— What this task involves —
Transcribe all of the records precisely as they are presented.

— Data for this task —
____________________
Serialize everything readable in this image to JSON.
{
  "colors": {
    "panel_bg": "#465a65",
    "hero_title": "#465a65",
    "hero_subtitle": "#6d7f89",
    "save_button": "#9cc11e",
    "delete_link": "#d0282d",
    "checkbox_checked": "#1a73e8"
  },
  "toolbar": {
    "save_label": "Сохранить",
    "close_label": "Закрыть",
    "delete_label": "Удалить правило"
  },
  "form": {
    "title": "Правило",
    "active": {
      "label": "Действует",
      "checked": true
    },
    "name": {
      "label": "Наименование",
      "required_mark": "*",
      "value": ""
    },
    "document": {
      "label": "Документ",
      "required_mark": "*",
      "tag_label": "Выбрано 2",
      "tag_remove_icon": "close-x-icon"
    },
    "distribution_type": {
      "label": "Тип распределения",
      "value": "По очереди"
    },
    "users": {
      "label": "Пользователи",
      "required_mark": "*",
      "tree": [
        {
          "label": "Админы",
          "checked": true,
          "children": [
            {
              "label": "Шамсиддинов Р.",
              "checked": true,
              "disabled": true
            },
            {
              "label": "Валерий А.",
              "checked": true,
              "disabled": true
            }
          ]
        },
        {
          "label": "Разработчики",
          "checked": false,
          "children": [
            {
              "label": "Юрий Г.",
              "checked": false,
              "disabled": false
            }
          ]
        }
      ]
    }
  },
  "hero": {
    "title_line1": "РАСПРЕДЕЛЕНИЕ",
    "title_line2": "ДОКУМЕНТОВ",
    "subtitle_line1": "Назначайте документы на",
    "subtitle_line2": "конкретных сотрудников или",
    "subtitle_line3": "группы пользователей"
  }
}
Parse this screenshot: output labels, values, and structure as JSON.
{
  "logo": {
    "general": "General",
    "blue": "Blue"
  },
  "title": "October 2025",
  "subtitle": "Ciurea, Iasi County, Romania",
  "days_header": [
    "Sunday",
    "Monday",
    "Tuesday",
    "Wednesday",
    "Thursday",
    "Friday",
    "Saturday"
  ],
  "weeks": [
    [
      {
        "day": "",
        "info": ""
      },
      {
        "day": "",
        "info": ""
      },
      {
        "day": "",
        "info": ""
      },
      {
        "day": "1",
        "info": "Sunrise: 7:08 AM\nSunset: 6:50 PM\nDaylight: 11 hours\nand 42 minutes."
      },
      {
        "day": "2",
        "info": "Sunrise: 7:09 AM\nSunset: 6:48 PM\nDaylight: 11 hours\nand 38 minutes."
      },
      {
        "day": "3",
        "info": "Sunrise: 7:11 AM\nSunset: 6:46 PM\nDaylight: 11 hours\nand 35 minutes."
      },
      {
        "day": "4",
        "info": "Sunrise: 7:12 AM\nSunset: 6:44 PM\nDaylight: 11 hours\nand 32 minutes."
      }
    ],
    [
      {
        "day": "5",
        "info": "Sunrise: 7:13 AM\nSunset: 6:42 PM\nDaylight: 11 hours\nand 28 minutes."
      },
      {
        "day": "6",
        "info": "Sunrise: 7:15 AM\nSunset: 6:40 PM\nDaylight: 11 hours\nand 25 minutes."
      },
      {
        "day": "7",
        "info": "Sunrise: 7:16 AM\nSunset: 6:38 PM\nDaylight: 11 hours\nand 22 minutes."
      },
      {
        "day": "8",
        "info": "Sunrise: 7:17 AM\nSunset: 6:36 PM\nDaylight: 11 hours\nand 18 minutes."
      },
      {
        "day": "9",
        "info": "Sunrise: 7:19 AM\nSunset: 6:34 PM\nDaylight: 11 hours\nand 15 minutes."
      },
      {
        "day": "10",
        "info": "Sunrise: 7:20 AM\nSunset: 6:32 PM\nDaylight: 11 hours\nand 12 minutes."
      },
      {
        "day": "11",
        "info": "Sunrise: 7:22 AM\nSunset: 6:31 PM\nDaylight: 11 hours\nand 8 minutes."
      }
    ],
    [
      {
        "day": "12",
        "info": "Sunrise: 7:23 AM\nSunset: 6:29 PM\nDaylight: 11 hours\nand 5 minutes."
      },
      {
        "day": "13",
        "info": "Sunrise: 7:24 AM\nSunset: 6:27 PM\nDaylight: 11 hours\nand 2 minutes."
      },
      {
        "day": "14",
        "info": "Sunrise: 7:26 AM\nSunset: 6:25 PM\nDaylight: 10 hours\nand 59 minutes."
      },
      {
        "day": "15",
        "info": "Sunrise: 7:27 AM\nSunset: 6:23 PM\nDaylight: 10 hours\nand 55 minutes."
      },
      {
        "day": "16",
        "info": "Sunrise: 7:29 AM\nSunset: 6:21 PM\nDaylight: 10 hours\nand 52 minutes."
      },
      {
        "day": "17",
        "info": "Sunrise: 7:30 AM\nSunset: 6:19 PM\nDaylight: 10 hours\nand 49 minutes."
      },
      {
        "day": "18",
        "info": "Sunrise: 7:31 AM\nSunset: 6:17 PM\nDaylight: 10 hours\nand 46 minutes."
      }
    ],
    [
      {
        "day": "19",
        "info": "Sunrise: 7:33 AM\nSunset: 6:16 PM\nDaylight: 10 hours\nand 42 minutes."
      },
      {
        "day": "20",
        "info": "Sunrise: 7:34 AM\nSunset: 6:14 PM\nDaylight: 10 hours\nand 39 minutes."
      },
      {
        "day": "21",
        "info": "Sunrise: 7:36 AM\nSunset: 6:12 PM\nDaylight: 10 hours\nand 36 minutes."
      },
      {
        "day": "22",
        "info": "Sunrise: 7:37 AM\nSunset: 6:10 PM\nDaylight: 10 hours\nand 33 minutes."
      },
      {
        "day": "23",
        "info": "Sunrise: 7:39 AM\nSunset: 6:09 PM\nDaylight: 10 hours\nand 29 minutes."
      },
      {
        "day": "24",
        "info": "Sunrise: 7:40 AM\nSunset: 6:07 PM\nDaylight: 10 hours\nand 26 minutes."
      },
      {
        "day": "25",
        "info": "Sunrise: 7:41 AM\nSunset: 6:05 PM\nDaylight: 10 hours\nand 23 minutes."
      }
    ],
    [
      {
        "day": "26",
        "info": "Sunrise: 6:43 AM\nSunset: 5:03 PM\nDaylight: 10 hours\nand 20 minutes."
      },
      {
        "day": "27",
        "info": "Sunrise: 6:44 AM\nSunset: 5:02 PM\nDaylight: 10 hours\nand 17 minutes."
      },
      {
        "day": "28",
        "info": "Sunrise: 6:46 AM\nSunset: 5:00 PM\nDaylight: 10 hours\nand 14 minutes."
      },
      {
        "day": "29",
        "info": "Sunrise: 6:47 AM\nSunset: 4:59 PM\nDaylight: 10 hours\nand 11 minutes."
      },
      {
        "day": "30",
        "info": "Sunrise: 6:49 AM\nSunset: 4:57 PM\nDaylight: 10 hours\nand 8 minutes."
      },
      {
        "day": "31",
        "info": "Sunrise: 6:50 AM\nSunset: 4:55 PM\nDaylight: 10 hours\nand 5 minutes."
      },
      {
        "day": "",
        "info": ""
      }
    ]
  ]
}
____________________
— Full output —
Serialize everything readable in this image to JSON.
{
  "colors": {
    "panel_bg": "#465a65",
    "hero_title": "#465a65",
    "hero_subtitle": "#6d7f89",
    "save_button": "#9cc11e",
    "delete_link": "#d0282d",
    "checkbox_checked": "#1a73e8"
  },
  "toolbar": {
    "save_label": "Сохранить",
    "close_label": "Закрыть",
    "delete_label": "Удалить правило"
  },
  "form": {
    "title": "Правило",
    "active": {
      "label": "Действует",
      "checked": true
    },
    "name": {
      "label": "Наименование",
      "required_mark": "*",
      "value": ""
    },
    "document": {
      "label": "Документ",
      "required_mark": "*",
      "tag_label": "Выбрано 2",
      "tag_remove_icon": "close-x-icon"
    },
    "distribution_type": {
      "label": "Тип распределения",
      "value": "По очереди"
    },
    "users": {
      "label": "Пользователи",
      "required_mark": "*",
      "tree": [
        {
          "label": "Админы",
          "checked": true,
          "children": [
            {
              "label": "Шамсиддинов Р.",
              "checked": true,
              "disabled": true
            },
            {
              "label": "Валерий А.",
              "checked": true,
              "disabled": true
            }
          ]
        },
        {
          "label": "Разработчики",
          "checked": false,
          "children": [
            {
              "label": "Юрий Г.",
              "checked": false,
              "disabled": false
            }
          ]
        }
      ]
    }
  },
  "hero": {
    "title_line1": "РАСПРЕДЕЛЕНИЕ",
    "title_line2": "ДОКУМЕНТОВ",
    "subtitle_line1": "Назначайте документы на",
    "subtitle_line2": "конкретных сотрудников или",
    "subtitle_line3": "группы пользователей"
  }
}
Parse this screenshot: output labels, values, and structure as JSON.
{
  "logo": {
    "general": "General",
    "blue": "Blue"
  },
  "title": "October 2025",
  "subtitle": "Ciurea, Iasi County, Romania",
  "days_header": [
    "Sunday",
    "Monday",
    "Tuesday",
    "Wednesday",
    "Thursday",
    "Friday",
    "Saturday"
  ],
  "weeks": [
    [
      {
        "day": "",
        "info": ""
      },
      {
        "day": "",
        "info": ""
      },
      {
        "day": "",
        "info": ""
      },
      {
        "day": "1",
        "info": "Sunrise: 7:08 AM\nSunset: 6:50 PM\nDaylight: 11 hours\nand 42 minutes."
      },
      {
        "day": "2",
        "info": "Sunrise: 7:09 AM\nSunset: 6:48 PM\nDaylight: 11 hours\nand 38 minutes."
      },
      {
        "day": "3",
        "info": "Sunrise: 7:11 AM\nSunset: 6:46 PM\nDaylight: 11 hours\nand 35 minutes."
      },
      {
        "day": "4",
        "info": "Sunrise: 7:12 AM\nSunset: 6:44 PM\nDaylight: 11 hours\nand 32 minutes."
      }
    ],
    [
      {
        "day": "5",
        "info": "Sunrise: 7:13 AM\nSunset: 6:42 PM\nDaylight: 11 hours\nand 28 minutes."
      },
      {
        "day": "6",
        "info": "Sunrise: 7:15 AM\nSunset: 6:40 PM\nDaylight: 11 hours\nand 25 minutes."
      },
      {
        "day": "7",
        "info": "Sunrise: 7:16 AM\nSunset: 6:38 PM\nDaylight: 11 hours\nand 22 minutes."
      },
      {
        "day": "8",
        "info": "Sunrise: 7:17 AM\nSunset: 6:36 PM\nDaylight: 11 hours\nand 18 minutes."
      },
      {
        "day": "9",
        "info": "Sunrise: 7:19 AM\nSunset: 6:34 PM\nDaylight: 11 hours\nand 15 minutes."
      },
      {
        "day": "10",
        "info": "Sunrise: 7:20 AM\nSunset: 6:32 PM\nDaylight: 11 hours\nand 12 minutes."
      },
      {
        "day": "11",
        "info": "Sunrise: 7:22 AM\nSunset: 6:31 PM\nDaylight: 11 hours\nand 8 minutes."
      }
    ],
    [
      {
        "day": "12",
        "info": "Sunrise: 7:23 AM\nSunset: 6:29 PM\nDaylight: 11 hours\nand 5 minutes."
      },
      {
        "day": "13",
        "info": "Sunrise: 7:24 AM\nSunset: 6:27 PM\nDaylight: 11 hours\nand 2 minutes."
      },
      {
        "day": "14",
        "info": "Sunrise: 7:26 AM\nSunset: 6:25 PM\nDaylight: 10 hours\nand 59 minutes."
      },
      {
        "day": "15",
        "info": "Sunrise: 7:27 AM\nSunset: 6:23 PM\nDaylight: 10 hours\nand 55 minutes."
      },
      {
        "day": "16",
        "info": "Sunrise: 7:29 AM\nSunset: 6:21 PM\nDaylight: 10 hours\nand 52 minutes."
      },
      {
        "day": "17",
        "info": "Sunrise: 7:30 AM\nSunset: 6:19 PM\nDaylight: 10 hours\nand 49 minutes."
      },
      {
        "day": "18",
        "info": "Sunrise: 7:31 AM\nSunset: 6:17 PM\nDaylight: 10 hours\nand 46 minutes."
      }
    ],
    [
      {
        "day": "19",
        "info": "Sunrise: 7:33 AM\nSunset: 6:16 PM\nDaylight: 10 hours\nand 42 minutes."
      },
      {
        "day": "20",
        "info": "Sunrise: 7:34 AM\nSunset: 6:14 PM\nDaylight: 10 hours\nand 39 minutes."
      },
      {
        "day": "21",
        "info": "Sunrise: 7:36 AM\nSunset: 6:12 PM\nDaylight: 10 hours\nand 36 minutes."
      },
      {
        "day": "22",
        "info": "Sunrise: 7:37 AM\nSunset: 6:10 PM\nDaylight: 10 hours\nand 33 minutes."
      },
      {
        "day": "23",
        "info": "Sunrise: 7:39 AM\nSunset: 6:09 PM\nDaylight: 10 hours\nand 29 minutes."
      },
      {
        "day": "24",
        "info": "Sunrise: 7:40 AM\nSunset: 6:07 PM\nDaylight: 10 hours\nand 26 minutes."
      },
      {
        "day": "25",
        "info": "Sunrise: 7:41 AM\nSunset: 6:05 PM\nDaylight: 10 hours\nand 23 minutes."
      }
    ],
    [
      {
        "day": "26",
        "info": "Sunrise: 6:43 AM\nSunset: 5:03 PM\nDaylight: 10 hours\nand 20 minutes."
      },
      {
        "day": "27",
        "info": "Sunrise: 6:44 AM\nSunset: 5:02 PM\nDaylight: 10 hours\nand 17 minutes."
      },
      {
        "day": "28",
        "info": "Sunrise: 6:46 AM\nSunset: 5:00 PM\nDaylight: 10 hours\nand 14 minutes."
      },
      {
        "day": "29",
        "info": "Sunrise: 6:47 AM\nSunset: 4:59 PM\nDaylight: 10 hours\nand 11 minutes."
      },
      {
        "day": "30",
        "info": "Sunrise: 6:49 AM\nSunset: 4:57 PM\nDaylight: 10 hours\nand 8 minutes."
      },
      {
        "day": "31",
        "info": "Sunrise: 6:50 AM\nSunset: 4:55 PM\nDaylight: 10 hours\nand 5 minutes."
      },
      {
        "day": "",
        "info": ""
      }
    ]
  ]
}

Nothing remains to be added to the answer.